Problem statement. Could you give the rows below again with every "y-tick-label" swapped for "y-axis-label" and nothing else changed?

Entries supplied.
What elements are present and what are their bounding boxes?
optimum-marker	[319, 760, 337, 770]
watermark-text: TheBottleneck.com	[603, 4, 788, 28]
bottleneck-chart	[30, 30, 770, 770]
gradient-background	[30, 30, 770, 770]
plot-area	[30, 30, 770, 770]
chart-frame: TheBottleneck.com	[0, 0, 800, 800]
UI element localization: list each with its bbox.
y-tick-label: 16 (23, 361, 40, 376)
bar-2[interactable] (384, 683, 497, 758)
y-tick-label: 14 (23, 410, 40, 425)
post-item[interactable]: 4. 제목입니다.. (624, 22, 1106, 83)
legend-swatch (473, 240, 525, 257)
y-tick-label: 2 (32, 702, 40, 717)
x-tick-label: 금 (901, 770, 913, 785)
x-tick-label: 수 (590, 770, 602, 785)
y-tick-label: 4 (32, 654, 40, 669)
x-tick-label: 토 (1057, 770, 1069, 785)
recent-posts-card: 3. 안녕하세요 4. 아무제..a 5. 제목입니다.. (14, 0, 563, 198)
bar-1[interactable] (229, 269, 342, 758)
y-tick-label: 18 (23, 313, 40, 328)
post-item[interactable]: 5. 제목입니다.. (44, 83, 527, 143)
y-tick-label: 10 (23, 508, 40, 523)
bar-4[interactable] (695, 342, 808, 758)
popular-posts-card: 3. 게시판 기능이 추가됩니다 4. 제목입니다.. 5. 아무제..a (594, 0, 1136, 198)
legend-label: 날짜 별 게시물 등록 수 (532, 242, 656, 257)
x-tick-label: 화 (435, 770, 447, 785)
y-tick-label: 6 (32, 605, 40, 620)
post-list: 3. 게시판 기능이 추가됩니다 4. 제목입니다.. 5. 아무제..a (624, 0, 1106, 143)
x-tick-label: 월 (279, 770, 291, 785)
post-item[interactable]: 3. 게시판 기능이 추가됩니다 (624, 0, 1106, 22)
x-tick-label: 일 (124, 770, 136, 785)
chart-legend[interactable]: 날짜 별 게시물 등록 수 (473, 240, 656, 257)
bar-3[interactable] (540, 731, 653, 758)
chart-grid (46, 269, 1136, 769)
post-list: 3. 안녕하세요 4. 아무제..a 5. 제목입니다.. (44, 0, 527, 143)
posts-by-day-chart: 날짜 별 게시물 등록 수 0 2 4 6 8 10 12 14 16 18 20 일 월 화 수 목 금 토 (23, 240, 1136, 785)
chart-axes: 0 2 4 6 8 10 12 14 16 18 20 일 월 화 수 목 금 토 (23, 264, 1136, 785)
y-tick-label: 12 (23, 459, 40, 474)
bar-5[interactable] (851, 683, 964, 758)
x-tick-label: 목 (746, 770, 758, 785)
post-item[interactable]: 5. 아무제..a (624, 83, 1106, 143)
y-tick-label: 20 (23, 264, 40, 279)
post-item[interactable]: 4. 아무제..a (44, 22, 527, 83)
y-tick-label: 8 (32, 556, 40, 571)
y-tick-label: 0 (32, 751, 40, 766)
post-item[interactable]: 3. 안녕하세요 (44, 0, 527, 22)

Result for this exercise.
What elements are present and what are their bounding boxes?
optimum-marker	[319, 760, 337, 770]
watermark-text: TheBottleneck.com	[603, 4, 788, 28]
bottleneck-chart	[30, 30, 770, 770]
gradient-background	[30, 30, 770, 770]
plot-area	[30, 30, 770, 770]
chart-frame: TheBottleneck.com	[0, 0, 800, 800]
UI element localization: list each with its bbox.
y-axis-label: 16 (23, 361, 40, 376)
bar-2[interactable] (384, 683, 497, 758)
y-axis-label: 14 (23, 410, 40, 425)
post-item[interactable]: 4. 제목입니다.. (624, 22, 1106, 83)
legend-swatch (473, 240, 525, 257)
y-axis-label: 2 (32, 702, 40, 717)
x-tick-label: 금 (901, 770, 913, 785)
x-tick-label: 수 (590, 770, 602, 785)
y-axis-label: 4 (32, 654, 40, 669)
x-tick-label: 토 (1057, 770, 1069, 785)
recent-posts-card: 3. 안녕하세요 4. 아무제..a 5. 제목입니다.. (14, 0, 563, 198)
bar-1[interactable] (229, 269, 342, 758)
y-axis-label: 18 (23, 313, 40, 328)
post-item[interactable]: 5. 제목입니다.. (44, 83, 527, 143)
y-axis-label: 10 (23, 508, 40, 523)
bar-4[interactable] (695, 342, 808, 758)
popular-posts-card: 3. 게시판 기능이 추가됩니다 4. 제목입니다.. 5. 아무제..a (594, 0, 1136, 198)
legend-label: 날짜 별 게시물 등록 수 (532, 242, 656, 257)
x-tick-label: 화 (435, 770, 447, 785)
y-axis-label: 6 (32, 605, 40, 620)
post-list: 3. 게시판 기능이 추가됩니다 4. 제목입니다.. 5. 아무제..a (624, 0, 1106, 143)
x-tick-label: 월 (279, 770, 291, 785)
post-item[interactable]: 3. 게시판 기능이 추가됩니다 (624, 0, 1106, 22)
x-tick-label: 일 (124, 770, 136, 785)
chart-legend[interactable]: 날짜 별 게시물 등록 수 (473, 240, 656, 257)
bar-3[interactable] (540, 731, 653, 758)
chart-grid (46, 269, 1136, 769)
post-list: 3. 안녕하세요 4. 아무제..a 5. 제목입니다.. (44, 0, 527, 143)
posts-by-day-chart: 날짜 별 게시물 등록 수 0 2 4 6 8 10 12 14 16 18 20 일 월 화 수 목 금 토 (23, 240, 1136, 785)
chart-axes: 0 2 4 6 8 10 12 14 16 18 20 일 월 화 수 목 금 토 (23, 264, 1136, 785)
y-axis-label: 12 (23, 459, 40, 474)
bar-5[interactable] (851, 683, 964, 758)
x-tick-label: 목 (746, 770, 758, 785)
post-item[interactable]: 5. 아무제..a (624, 83, 1106, 143)
y-axis-label: 20 (23, 264, 40, 279)
post-item[interactable]: 4. 아무제..a (44, 22, 527, 83)
y-axis-label: 8 (32, 556, 40, 571)
y-axis-label: 0 (32, 751, 40, 766)
post-item[interactable]: 3. 안녕하세요 (44, 0, 527, 22)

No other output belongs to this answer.